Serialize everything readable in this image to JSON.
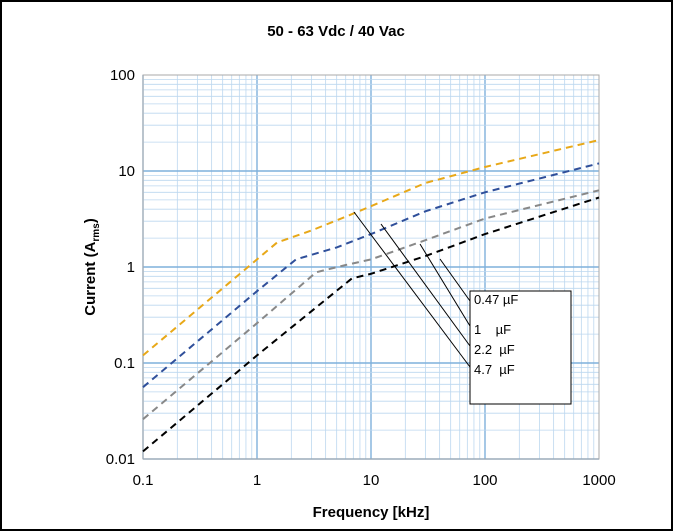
{
  "chart_data": {
    "type": "line",
    "title": "50 - 63 Vdc / 40 Vac",
    "xlabel": "Frequency [kHz]",
    "ylabel": "Current (A",
    "ylabel_sub": "rms",
    "ylabel_close": ")",
    "xscale": "log",
    "yscale": "log",
    "xlim": [
      0.1,
      1000
    ],
    "ylim": [
      0.01,
      100
    ],
    "grid": true,
    "x_ticks": [
      "0.1",
      "1",
      "10",
      "100",
      "1000"
    ],
    "y_ticks": [
      "0.01",
      "0.1",
      "1",
      "10",
      "100"
    ],
    "legend_position": "inside-right",
    "series": [
      {
        "name": "0.47 µF",
        "color": "#e8a818",
        "x": [
          0.1,
          1,
          1.5,
          3,
          7,
          10,
          30,
          100,
          1000
        ],
        "y": [
          0.12,
          1.2,
          1.8,
          2.4,
          3.6,
          4.3,
          7.5,
          11,
          21
        ]
      },
      {
        "name": "1    µF",
        "color": "#2f4f9a",
        "x": [
          0.1,
          1,
          2.2,
          5,
          10,
          30,
          100,
          1000
        ],
        "y": [
          0.056,
          0.56,
          1.2,
          1.6,
          2.2,
          3.8,
          6,
          12
        ]
      },
      {
        "name": "2.2  µF",
        "color": "#888888",
        "x": [
          0.1,
          1,
          3.3,
          6,
          10,
          30,
          100,
          1000
        ],
        "y": [
          0.026,
          0.26,
          0.88,
          1.05,
          1.2,
          1.9,
          3.2,
          6.3
        ]
      },
      {
        "name": "4.7  µF",
        "color": "#000000",
        "x": [
          0.1,
          1,
          6.8,
          10,
          30,
          100,
          1000
        ],
        "y": [
          0.012,
          0.12,
          0.76,
          0.85,
          1.3,
          2.2,
          5.3
        ]
      }
    ]
  }
}
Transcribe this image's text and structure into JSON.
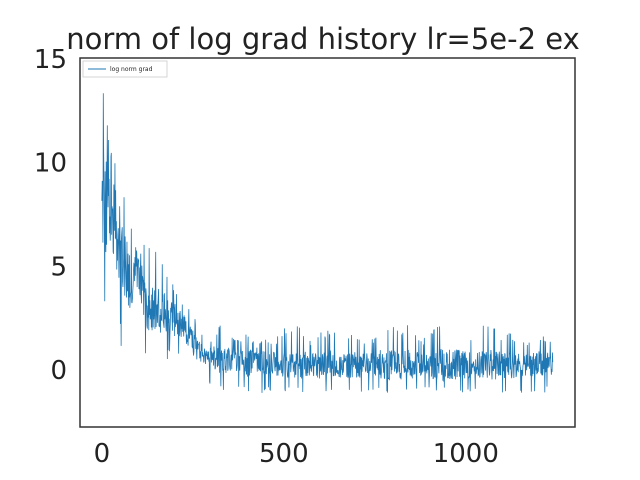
{
  "chart_data": {
    "type": "line",
    "title": "norm of log grad history lr=5e-2 ex",
    "xlabel": "",
    "ylabel": "",
    "xlim": [
      -60,
      1300
    ],
    "ylim": [
      -2.8,
      15
    ],
    "xticks": [
      0,
      500,
      1000
    ],
    "yticks": [
      0,
      5,
      10,
      15
    ],
    "x_tick_labels": [
      "0",
      "500",
      "1000"
    ],
    "y_tick_labels": [
      "0",
      "5",
      "10",
      "15"
    ],
    "grid": false,
    "legend": "top-left",
    "series": [
      {
        "name": "log norm grad",
        "color": "#1f77b4",
        "x_start": 0,
        "x_step": 25,
        "values": [
          8.0,
          7.6,
          6.0,
          4.2,
          5.0,
          3.0,
          3.0,
          2.6,
          2.4,
          2.0,
          1.3,
          0.7,
          0.55,
          0.45,
          0.4,
          0.35,
          0.3,
          0.3,
          0.3,
          0.25,
          0.25,
          0.25,
          0.25,
          0.2,
          0.2,
          0.2,
          0.2,
          0.2,
          0.2,
          0.2,
          0.2,
          0.2,
          0.2,
          0.2,
          0.2,
          0.2,
          0.2,
          0.2,
          0.2,
          0.2,
          0.2,
          0.2,
          0.2,
          0.2,
          0.2,
          0.2,
          0.2,
          0.2,
          0.2,
          0.2
        ],
        "low": [
          1.9,
          2.0,
          1.0,
          1.0,
          0.8,
          0.5,
          0.4,
          0.4,
          0.3,
          0.3,
          -0.2,
          -0.5,
          -0.8,
          -1.0,
          -1.1,
          -1.2,
          -1.2,
          -1.2,
          -1.2,
          -1.2,
          -1.2,
          -1.2,
          -1.2,
          -1.2,
          -1.2,
          -1.2,
          -1.2,
          -1.2,
          -1.2,
          -1.2,
          -1.2,
          -1.2,
          -1.2,
          -1.2,
          -1.2,
          -1.2,
          -1.2,
          -1.2,
          -1.2,
          -1.2,
          -1.2,
          -1.2,
          -1.2,
          -1.2,
          -1.2,
          -1.2,
          -1.2,
          -1.2,
          -1.2,
          -1.2
        ],
        "high": [
          14.2,
          10.6,
          9.1,
          7.4,
          5.3,
          6.4,
          5.7,
          5.1,
          4.0,
          3.3,
          2.7,
          1.7,
          1.5,
          2.1,
          1.6,
          1.4,
          1.9,
          1.2,
          1.5,
          1.4,
          2.0,
          2.2,
          2.1,
          1.3,
          1.8,
          1.9,
          1.8,
          1.6,
          1.9,
          1.2,
          1.7,
          2.4,
          2.2,
          1.9,
          2.4,
          1.3,
          1.8,
          2.5,
          2.1,
          2.3,
          1.7,
          1.4,
          2.2,
          2.1,
          1.6,
          1.8,
          1.3,
          1.5,
          1.7,
          1.5
        ]
      }
    ]
  }
}
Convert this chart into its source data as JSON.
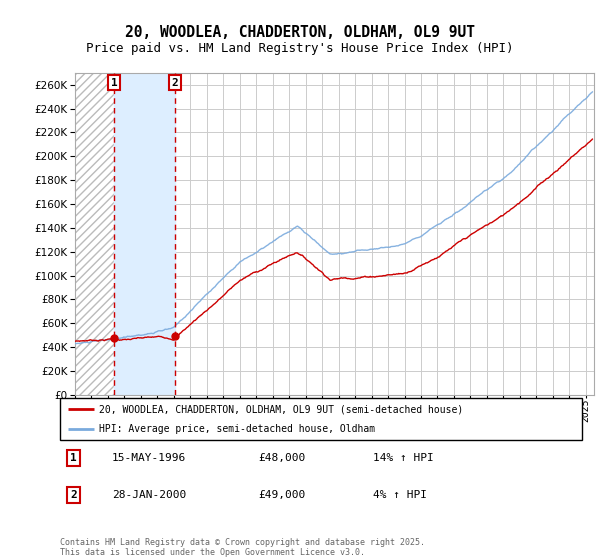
{
  "title": "20, WOODLEA, CHADDERTON, OLDHAM, OL9 9UT",
  "subtitle": "Price paid vs. HM Land Registry's House Price Index (HPI)",
  "ylim": [
    0,
    270000
  ],
  "yticks": [
    0,
    20000,
    40000,
    60000,
    80000,
    100000,
    120000,
    140000,
    160000,
    180000,
    200000,
    220000,
    240000,
    260000
  ],
  "xlim_start": 1994.0,
  "xlim_end": 2025.5,
  "sale1_date": 1996.37,
  "sale1_price": 48000,
  "sale1_note": "15-MAY-1996",
  "sale1_pct": "14% ↑ HPI",
  "sale2_date": 2000.08,
  "sale2_price": 49000,
  "sale2_note": "28-JAN-2000",
  "sale2_pct": "4% ↑ HPI",
  "legend_line1": "20, WOODLEA, CHADDERTON, OLDHAM, OL9 9UT (semi-detached house)",
  "legend_line2": "HPI: Average price, semi-detached house, Oldham",
  "footer": "Contains HM Land Registry data © Crown copyright and database right 2025.\nThis data is licensed under the Open Government Licence v3.0.",
  "sale_region_color": "#ddeeff",
  "grid_color": "#cccccc",
  "red_line_color": "#cc0000",
  "blue_line_color": "#7aaadd",
  "title_fontsize": 11,
  "subtitle_fontsize": 10,
  "hatch_color": "#cccccc"
}
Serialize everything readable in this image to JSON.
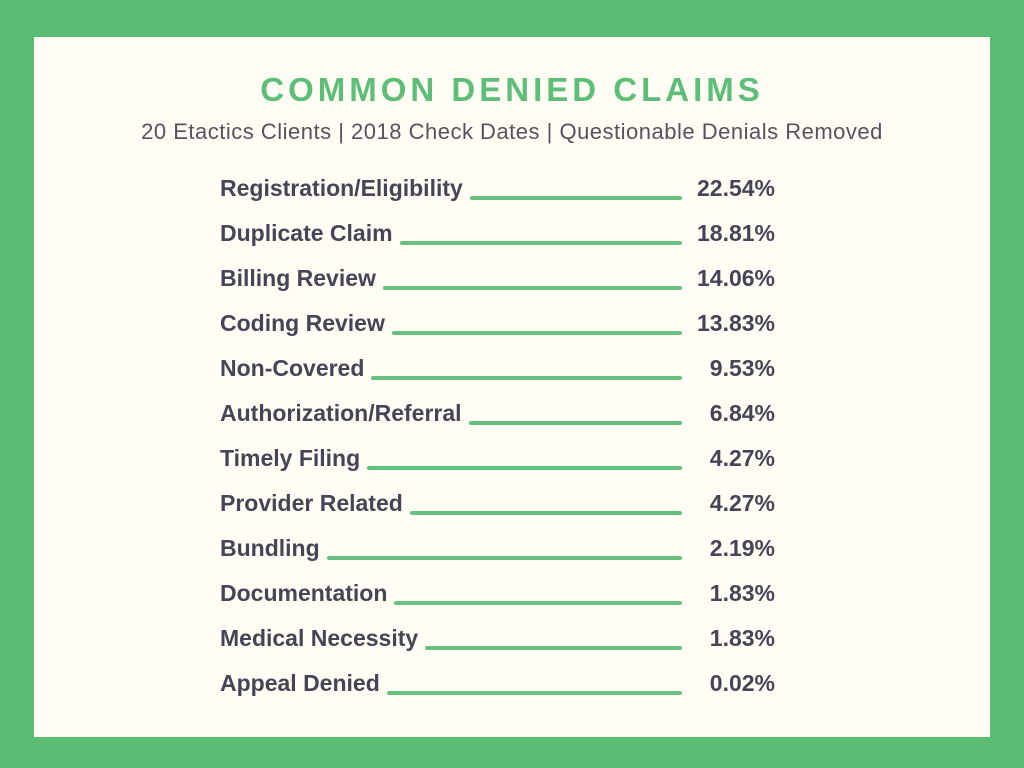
{
  "title": "COMMON DENIED CLAIMS",
  "subtitle": "20 Etactics Clients | 2018 Check Dates | Questionable Denials Removed",
  "colors": {
    "frame_green": "#5dbc74",
    "card_cream": "#fffdf4",
    "title_green": "#5cbe77",
    "leader_line_green": "#65c17d",
    "text_dark": "#474457",
    "subtitle_gray": "#56525f"
  },
  "chart_data": {
    "type": "bar",
    "orientation": "horizontal-leader-list",
    "title": "COMMON DENIED CLAIMS",
    "subtitle": "20 Etactics Clients | 2018 Check Dates | Questionable Denials Removed",
    "categories": [
      "Registration/Eligibility",
      "Duplicate Claim",
      "Billing Review",
      "Coding Review",
      "Non-Covered",
      "Authorization/Referral",
      "Timely Filing",
      "Provider Related",
      "Bundling",
      "Documentation",
      "Medical Necessity",
      "Appeal Denied"
    ],
    "values": [
      22.54,
      18.81,
      14.06,
      13.83,
      9.53,
      6.84,
      4.27,
      4.27,
      2.19,
      1.83,
      1.83,
      0.02
    ],
    "value_labels": [
      "22.54%",
      "18.81%",
      "14.06%",
      "13.83%",
      "9.53%",
      "6.84%",
      "4.27%",
      "4.27%",
      "2.19%",
      "1.83%",
      "1.83%",
      "0.02%"
    ],
    "xlabel": "",
    "ylabel": "",
    "unit": "%",
    "legend": null,
    "grid": false
  }
}
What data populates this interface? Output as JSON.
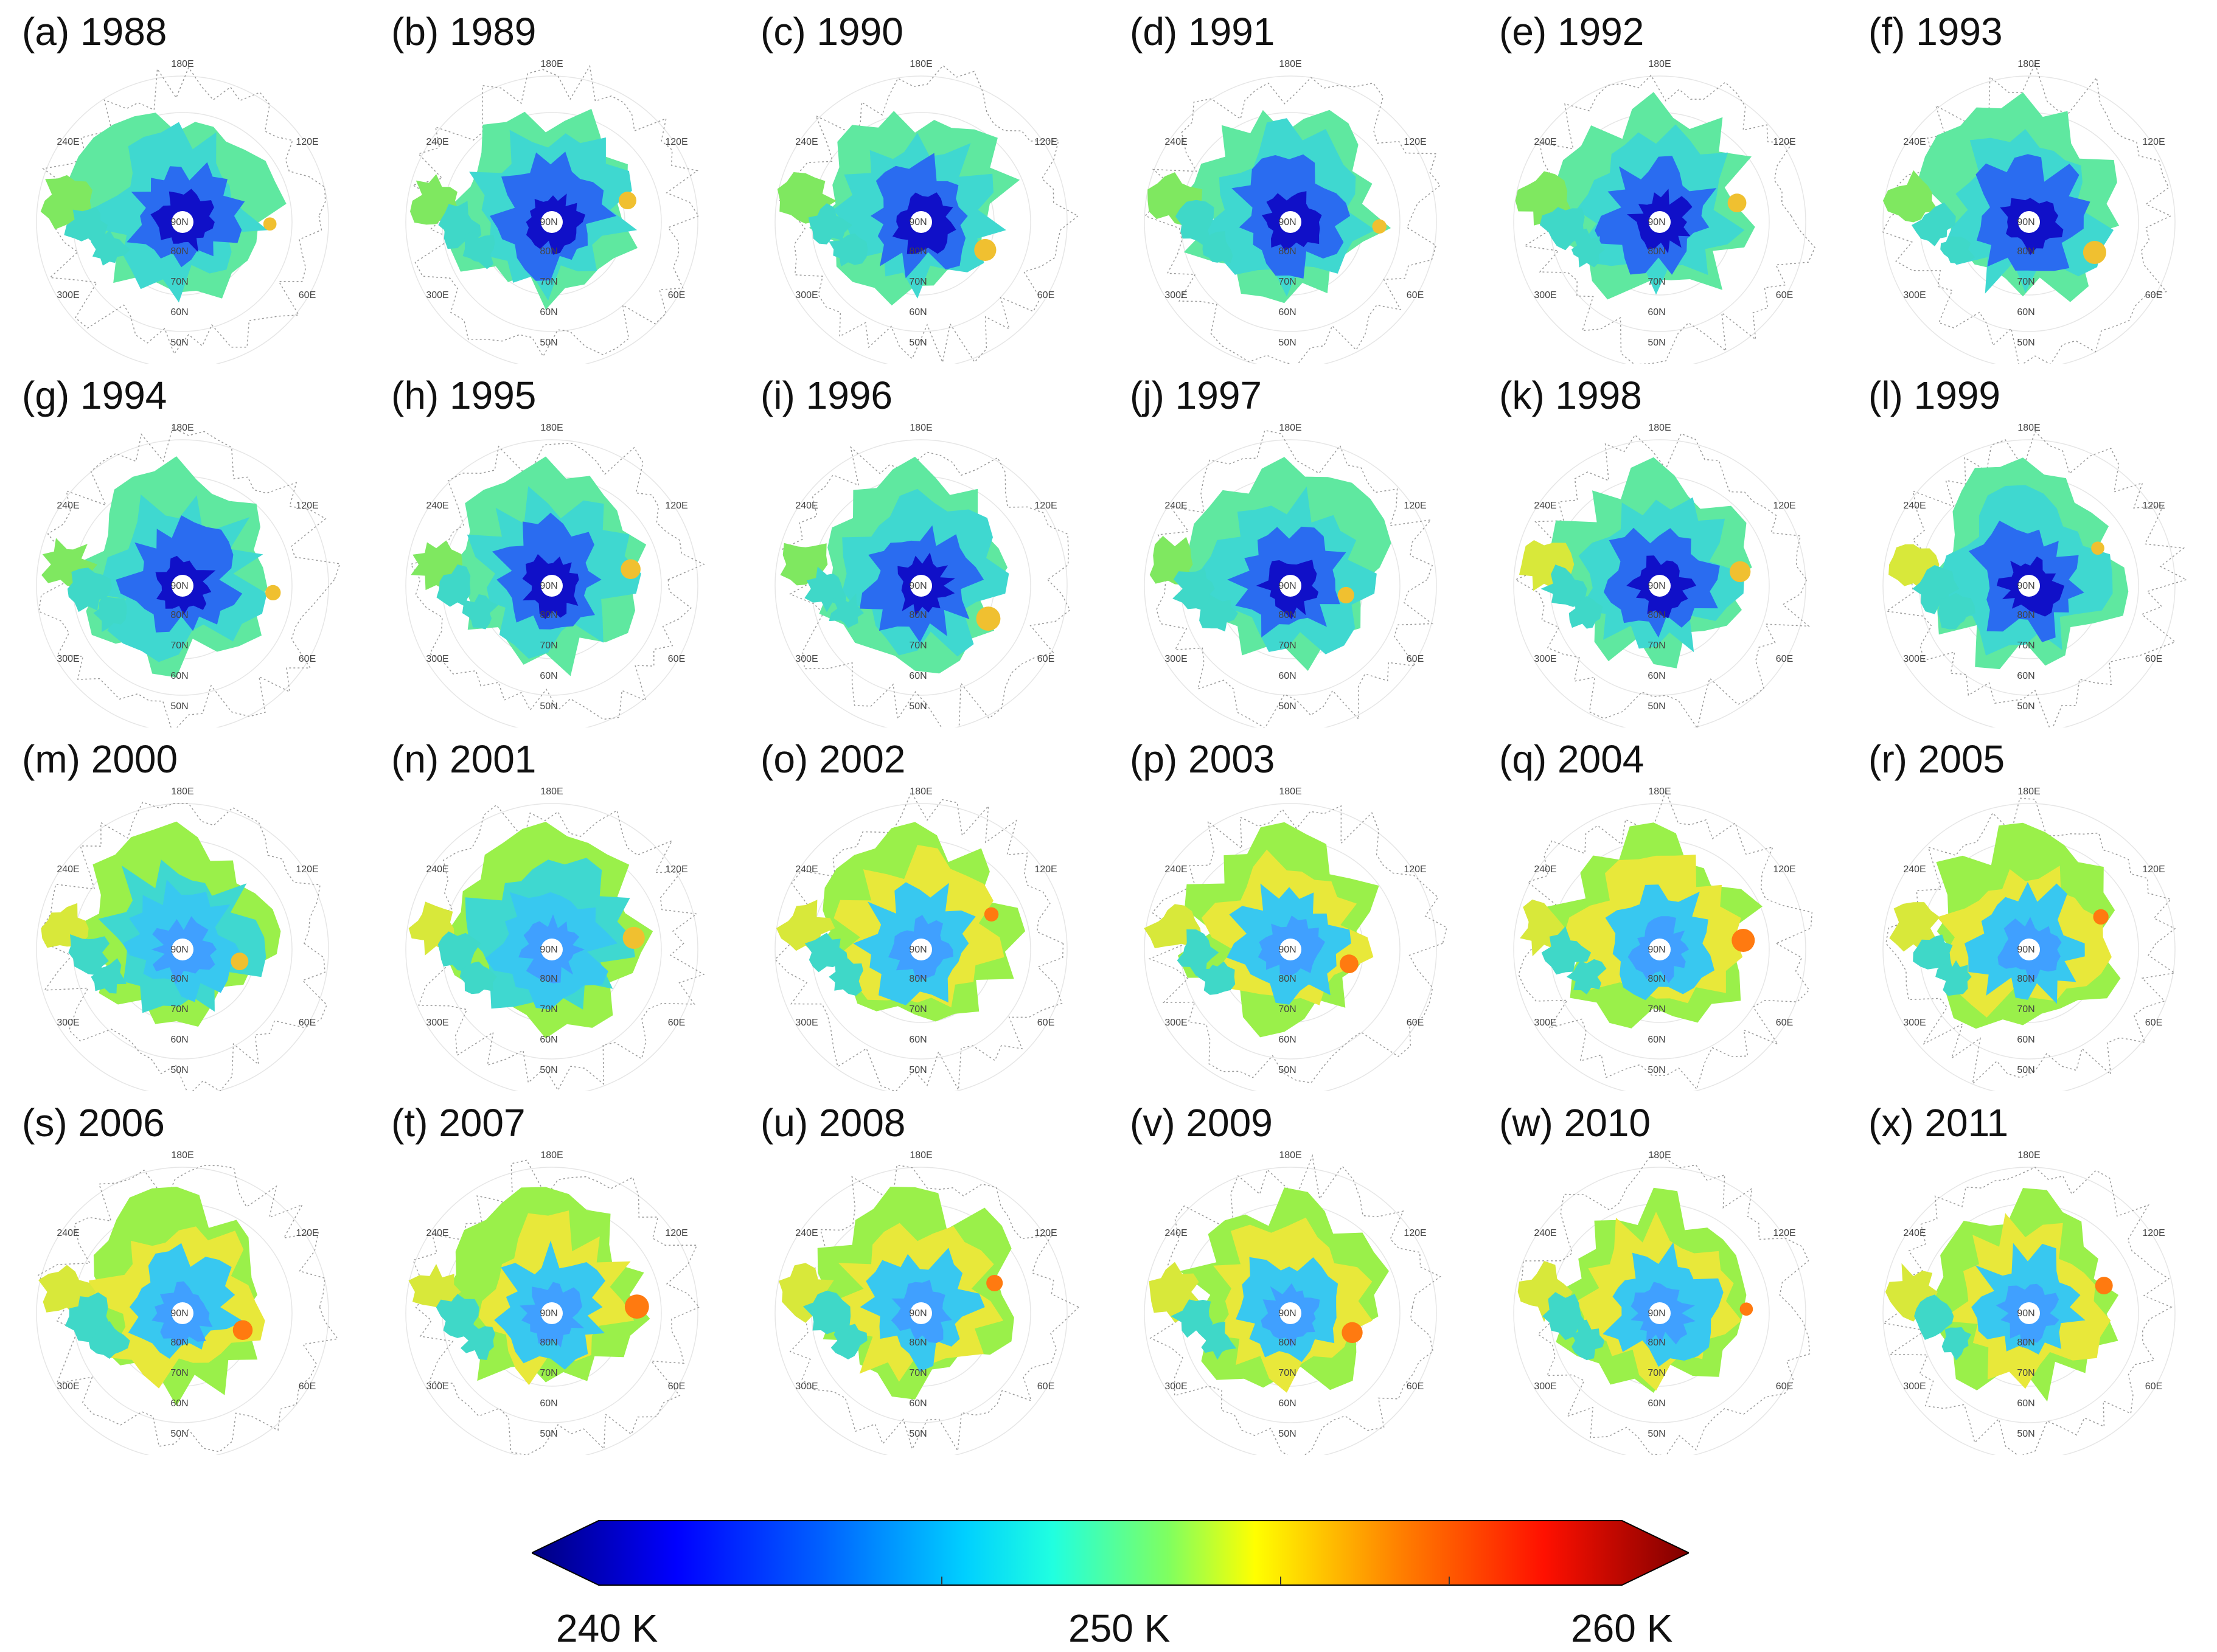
{
  "panels": [
    {
      "label": "(a) 1988"
    },
    {
      "label": "(b) 1989"
    },
    {
      "label": "(c) 1990"
    },
    {
      "label": "(d) 1991"
    },
    {
      "label": "(e) 1992"
    },
    {
      "label": "(f) 1993"
    },
    {
      "label": "(g) 1994"
    },
    {
      "label": "(h) 1995"
    },
    {
      "label": "(i) 1996"
    },
    {
      "label": "(j) 1997"
    },
    {
      "label": "(k) 1998"
    },
    {
      "label": "(l) 1999"
    },
    {
      "label": "(m) 2000"
    },
    {
      "label": "(n) 2001"
    },
    {
      "label": "(o) 2002"
    },
    {
      "label": "(p) 2003"
    },
    {
      "label": "(q) 2004"
    },
    {
      "label": "(r) 2005"
    },
    {
      "label": "(s) 2006"
    },
    {
      "label": "(t) 2007"
    },
    {
      "label": "(u) 2008"
    },
    {
      "label": "(v) 2009"
    },
    {
      "label": "(w) 2010"
    },
    {
      "label": "(x) 2011"
    }
  ],
  "map_labels": {
    "lon_top": "180E",
    "lon_upper_left": "240E",
    "lon_upper_right": "120E",
    "lon_lower_left": "300E",
    "lon_lower_right": "60E",
    "lat_center": "90N",
    "lat_80": "80N",
    "lat_70": "70N",
    "lat_60": "60N",
    "lat_50": "50N"
  },
  "colorbar": {
    "min_label": "240 K",
    "mid_label": "250 K",
    "max_label": "260 K",
    "min_value": 240,
    "max_value": 260,
    "colors": [
      "#00007f",
      "#0000ff",
      "#007fff",
      "#00ffff",
      "#7fff7f",
      "#ffff00",
      "#ff7f00",
      "#ff0000",
      "#7f0000"
    ]
  }
}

──────

*Prompt*: Which lines contain the word "cccccc"? Copy each one.

*Written solution*:
  "grid_color": "#cccccc",
  "hatch_color": "#cccccc"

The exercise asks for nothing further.